__GIVEN TASK__.
Find the string "category" in the entries and copy each line that has it.

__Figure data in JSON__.
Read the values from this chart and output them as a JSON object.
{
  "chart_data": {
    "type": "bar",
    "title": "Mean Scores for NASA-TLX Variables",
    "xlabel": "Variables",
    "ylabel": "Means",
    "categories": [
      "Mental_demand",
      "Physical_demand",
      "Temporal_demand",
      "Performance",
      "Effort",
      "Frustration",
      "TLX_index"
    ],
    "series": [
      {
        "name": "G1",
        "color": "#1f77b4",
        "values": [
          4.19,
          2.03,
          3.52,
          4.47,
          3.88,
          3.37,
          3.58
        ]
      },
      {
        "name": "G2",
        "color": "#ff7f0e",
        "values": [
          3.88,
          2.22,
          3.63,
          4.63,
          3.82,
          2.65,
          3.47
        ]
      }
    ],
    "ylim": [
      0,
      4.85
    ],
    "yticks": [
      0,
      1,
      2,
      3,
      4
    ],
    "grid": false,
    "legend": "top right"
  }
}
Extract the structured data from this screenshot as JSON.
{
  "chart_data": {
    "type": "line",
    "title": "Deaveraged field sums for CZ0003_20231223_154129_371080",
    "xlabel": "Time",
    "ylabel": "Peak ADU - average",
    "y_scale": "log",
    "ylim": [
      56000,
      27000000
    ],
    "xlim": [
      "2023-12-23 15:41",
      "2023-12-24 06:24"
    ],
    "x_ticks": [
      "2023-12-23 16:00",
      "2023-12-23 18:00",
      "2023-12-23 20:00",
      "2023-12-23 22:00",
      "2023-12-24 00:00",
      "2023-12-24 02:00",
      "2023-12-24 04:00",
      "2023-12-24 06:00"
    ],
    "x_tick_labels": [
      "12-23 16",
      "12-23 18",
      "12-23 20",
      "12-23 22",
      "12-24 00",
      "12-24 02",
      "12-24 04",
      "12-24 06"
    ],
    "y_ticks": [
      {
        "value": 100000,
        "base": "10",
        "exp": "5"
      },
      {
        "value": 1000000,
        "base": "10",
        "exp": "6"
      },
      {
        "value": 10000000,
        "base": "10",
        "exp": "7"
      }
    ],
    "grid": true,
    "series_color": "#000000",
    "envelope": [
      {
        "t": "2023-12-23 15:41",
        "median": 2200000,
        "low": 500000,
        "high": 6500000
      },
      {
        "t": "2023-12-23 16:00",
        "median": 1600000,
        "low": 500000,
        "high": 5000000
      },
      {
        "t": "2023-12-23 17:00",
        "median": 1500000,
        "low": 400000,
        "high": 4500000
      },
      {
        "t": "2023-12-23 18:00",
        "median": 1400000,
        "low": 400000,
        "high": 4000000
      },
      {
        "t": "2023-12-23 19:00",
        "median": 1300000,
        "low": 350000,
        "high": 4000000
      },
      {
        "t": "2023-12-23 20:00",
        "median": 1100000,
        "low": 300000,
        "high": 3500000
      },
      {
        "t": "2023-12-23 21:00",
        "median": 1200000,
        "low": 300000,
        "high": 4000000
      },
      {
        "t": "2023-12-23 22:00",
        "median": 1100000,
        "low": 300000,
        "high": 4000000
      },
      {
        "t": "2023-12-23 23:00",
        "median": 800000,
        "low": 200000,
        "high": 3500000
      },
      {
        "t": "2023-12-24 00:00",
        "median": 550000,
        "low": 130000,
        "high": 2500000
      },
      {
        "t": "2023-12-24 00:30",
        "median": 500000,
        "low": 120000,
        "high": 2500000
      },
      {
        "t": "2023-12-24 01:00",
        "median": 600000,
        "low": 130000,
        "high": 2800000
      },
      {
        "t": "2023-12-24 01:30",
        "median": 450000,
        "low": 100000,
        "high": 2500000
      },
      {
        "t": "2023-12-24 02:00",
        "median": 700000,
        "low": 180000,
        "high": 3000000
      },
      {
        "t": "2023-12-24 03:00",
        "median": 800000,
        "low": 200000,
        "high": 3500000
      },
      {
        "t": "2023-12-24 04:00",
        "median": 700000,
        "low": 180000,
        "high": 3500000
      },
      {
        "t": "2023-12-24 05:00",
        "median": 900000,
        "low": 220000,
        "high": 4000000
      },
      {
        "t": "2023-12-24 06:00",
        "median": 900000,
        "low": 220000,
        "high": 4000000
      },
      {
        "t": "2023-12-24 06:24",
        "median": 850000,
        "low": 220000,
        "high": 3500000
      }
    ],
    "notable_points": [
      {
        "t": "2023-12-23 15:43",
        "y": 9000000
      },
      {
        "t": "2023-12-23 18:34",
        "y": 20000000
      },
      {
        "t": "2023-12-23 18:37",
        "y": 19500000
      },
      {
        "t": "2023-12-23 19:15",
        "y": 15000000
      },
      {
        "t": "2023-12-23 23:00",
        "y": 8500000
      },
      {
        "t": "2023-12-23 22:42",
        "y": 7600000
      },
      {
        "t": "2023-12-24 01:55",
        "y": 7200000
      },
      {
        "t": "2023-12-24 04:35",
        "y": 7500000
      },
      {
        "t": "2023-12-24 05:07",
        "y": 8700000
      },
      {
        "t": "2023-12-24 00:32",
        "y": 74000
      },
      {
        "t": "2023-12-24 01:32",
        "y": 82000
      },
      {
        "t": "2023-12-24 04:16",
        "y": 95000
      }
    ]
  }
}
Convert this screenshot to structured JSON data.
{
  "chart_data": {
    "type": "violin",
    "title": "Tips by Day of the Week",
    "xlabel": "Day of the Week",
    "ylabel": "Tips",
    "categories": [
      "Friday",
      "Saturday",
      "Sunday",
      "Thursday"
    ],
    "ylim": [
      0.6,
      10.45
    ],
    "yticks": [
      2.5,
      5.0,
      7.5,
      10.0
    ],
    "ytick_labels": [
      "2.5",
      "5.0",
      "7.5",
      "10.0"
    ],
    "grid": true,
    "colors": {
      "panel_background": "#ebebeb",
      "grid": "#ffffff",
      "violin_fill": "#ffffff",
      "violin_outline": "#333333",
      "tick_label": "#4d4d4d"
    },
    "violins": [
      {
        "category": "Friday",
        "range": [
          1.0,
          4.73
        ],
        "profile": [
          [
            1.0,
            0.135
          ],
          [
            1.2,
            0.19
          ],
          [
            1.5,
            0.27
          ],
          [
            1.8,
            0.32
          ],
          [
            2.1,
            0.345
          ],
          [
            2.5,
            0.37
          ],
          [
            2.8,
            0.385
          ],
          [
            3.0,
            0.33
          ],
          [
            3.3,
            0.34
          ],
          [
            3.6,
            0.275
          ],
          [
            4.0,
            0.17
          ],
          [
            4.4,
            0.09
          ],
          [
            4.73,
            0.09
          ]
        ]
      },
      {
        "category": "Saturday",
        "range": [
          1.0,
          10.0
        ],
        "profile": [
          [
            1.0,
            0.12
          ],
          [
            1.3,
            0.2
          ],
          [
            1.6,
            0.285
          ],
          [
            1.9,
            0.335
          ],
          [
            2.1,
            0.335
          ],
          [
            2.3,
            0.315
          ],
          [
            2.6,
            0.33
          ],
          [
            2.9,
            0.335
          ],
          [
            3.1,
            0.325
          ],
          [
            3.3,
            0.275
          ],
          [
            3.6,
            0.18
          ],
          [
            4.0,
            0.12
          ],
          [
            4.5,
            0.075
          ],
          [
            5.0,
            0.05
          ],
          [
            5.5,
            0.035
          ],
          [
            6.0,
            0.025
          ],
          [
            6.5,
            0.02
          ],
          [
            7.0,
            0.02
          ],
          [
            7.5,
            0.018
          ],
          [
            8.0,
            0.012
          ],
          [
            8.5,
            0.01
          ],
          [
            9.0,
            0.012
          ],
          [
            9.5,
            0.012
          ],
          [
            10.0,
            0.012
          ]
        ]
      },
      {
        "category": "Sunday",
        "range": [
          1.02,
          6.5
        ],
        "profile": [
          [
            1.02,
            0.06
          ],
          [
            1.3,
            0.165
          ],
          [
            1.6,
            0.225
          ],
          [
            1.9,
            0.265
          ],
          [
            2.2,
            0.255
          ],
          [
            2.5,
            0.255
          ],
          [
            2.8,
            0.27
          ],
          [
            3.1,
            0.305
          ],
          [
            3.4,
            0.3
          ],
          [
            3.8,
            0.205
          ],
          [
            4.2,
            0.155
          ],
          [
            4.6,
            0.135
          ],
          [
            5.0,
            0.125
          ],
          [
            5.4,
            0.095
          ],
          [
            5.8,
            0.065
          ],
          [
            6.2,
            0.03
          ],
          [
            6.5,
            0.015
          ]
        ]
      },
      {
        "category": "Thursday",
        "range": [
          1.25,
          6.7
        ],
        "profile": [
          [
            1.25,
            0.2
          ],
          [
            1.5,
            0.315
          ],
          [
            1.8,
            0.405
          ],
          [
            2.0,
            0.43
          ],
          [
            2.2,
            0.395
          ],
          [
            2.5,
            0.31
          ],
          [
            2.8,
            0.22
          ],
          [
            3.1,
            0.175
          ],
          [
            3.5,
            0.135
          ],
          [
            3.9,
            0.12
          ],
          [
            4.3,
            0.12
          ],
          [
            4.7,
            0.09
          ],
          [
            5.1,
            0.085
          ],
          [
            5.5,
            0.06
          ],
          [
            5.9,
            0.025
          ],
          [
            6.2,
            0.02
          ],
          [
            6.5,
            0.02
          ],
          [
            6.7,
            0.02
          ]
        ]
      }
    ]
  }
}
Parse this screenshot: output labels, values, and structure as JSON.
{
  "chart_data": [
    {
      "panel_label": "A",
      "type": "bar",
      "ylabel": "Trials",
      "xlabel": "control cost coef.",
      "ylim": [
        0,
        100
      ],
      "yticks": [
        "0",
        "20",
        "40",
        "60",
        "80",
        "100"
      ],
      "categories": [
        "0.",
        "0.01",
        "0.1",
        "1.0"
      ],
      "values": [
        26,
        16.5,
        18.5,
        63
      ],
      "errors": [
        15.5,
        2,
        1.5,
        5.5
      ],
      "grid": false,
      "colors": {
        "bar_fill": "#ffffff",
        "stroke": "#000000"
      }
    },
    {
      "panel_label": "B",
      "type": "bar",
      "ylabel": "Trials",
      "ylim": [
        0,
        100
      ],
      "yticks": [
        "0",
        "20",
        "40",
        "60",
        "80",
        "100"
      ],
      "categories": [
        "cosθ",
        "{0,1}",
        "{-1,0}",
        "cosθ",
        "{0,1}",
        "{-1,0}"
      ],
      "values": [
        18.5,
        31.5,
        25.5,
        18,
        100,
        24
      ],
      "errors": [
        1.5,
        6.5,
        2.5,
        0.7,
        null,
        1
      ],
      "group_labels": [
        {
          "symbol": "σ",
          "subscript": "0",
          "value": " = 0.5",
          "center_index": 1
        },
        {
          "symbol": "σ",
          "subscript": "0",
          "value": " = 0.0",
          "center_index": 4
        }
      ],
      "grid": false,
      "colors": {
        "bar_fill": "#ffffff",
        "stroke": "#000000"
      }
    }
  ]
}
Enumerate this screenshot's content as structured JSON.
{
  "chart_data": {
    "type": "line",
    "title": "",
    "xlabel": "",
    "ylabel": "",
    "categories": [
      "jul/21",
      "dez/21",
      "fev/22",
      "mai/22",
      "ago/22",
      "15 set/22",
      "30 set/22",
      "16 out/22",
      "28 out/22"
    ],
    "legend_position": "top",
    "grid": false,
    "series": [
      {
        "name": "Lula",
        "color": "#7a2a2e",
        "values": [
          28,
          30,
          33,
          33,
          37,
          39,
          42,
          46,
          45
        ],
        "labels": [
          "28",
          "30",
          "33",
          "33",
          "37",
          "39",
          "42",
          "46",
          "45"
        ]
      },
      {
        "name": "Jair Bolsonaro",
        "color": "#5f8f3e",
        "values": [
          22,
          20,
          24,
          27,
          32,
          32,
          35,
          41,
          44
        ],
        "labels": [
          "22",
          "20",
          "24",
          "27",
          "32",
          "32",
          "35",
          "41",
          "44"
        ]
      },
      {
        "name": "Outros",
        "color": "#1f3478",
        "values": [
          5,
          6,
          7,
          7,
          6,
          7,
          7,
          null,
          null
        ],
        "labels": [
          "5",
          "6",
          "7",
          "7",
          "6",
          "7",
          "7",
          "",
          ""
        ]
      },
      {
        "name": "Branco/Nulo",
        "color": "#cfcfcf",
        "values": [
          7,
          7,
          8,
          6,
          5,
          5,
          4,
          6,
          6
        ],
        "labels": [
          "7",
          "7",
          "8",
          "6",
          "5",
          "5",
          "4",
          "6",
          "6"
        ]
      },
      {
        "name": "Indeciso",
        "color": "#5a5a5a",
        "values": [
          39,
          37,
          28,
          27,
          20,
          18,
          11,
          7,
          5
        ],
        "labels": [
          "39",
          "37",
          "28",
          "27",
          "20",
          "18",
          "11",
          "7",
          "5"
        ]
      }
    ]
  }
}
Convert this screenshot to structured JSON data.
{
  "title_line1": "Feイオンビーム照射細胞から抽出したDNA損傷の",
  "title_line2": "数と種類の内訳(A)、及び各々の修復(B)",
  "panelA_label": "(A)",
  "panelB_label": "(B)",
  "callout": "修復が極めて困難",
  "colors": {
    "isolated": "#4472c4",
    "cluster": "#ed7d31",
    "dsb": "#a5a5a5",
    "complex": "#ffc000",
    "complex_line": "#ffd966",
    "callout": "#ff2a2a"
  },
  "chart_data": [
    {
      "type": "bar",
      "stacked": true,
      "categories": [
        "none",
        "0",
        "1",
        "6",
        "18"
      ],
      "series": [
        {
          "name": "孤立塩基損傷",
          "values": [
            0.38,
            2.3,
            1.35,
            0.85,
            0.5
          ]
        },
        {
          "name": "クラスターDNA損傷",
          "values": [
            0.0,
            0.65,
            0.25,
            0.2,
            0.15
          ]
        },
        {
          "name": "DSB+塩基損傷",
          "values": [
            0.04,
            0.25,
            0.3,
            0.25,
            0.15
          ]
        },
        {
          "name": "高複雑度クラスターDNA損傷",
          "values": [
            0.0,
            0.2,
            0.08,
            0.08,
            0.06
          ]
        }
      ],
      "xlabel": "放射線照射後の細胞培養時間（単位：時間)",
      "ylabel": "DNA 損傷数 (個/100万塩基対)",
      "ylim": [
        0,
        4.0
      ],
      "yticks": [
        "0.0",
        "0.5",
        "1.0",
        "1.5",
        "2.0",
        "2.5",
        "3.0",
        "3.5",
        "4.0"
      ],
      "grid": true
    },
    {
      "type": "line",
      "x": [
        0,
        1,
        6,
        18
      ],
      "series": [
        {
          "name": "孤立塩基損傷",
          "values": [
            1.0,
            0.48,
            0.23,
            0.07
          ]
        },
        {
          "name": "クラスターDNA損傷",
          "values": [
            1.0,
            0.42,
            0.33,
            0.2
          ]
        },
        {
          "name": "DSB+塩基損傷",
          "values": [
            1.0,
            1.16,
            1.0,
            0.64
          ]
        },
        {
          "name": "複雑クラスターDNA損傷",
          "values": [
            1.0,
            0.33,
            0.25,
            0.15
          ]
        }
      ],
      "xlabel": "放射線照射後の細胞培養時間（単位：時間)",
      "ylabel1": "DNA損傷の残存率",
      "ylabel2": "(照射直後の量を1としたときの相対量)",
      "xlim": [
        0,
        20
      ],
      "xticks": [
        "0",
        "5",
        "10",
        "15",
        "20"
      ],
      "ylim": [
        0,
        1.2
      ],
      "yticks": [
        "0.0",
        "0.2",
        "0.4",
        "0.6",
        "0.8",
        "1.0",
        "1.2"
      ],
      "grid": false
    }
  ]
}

__RESULT BELOW__.
        "category": "Friday",
        "category": "Saturday",
        "category": "Sunday",
        "category": "Thursday",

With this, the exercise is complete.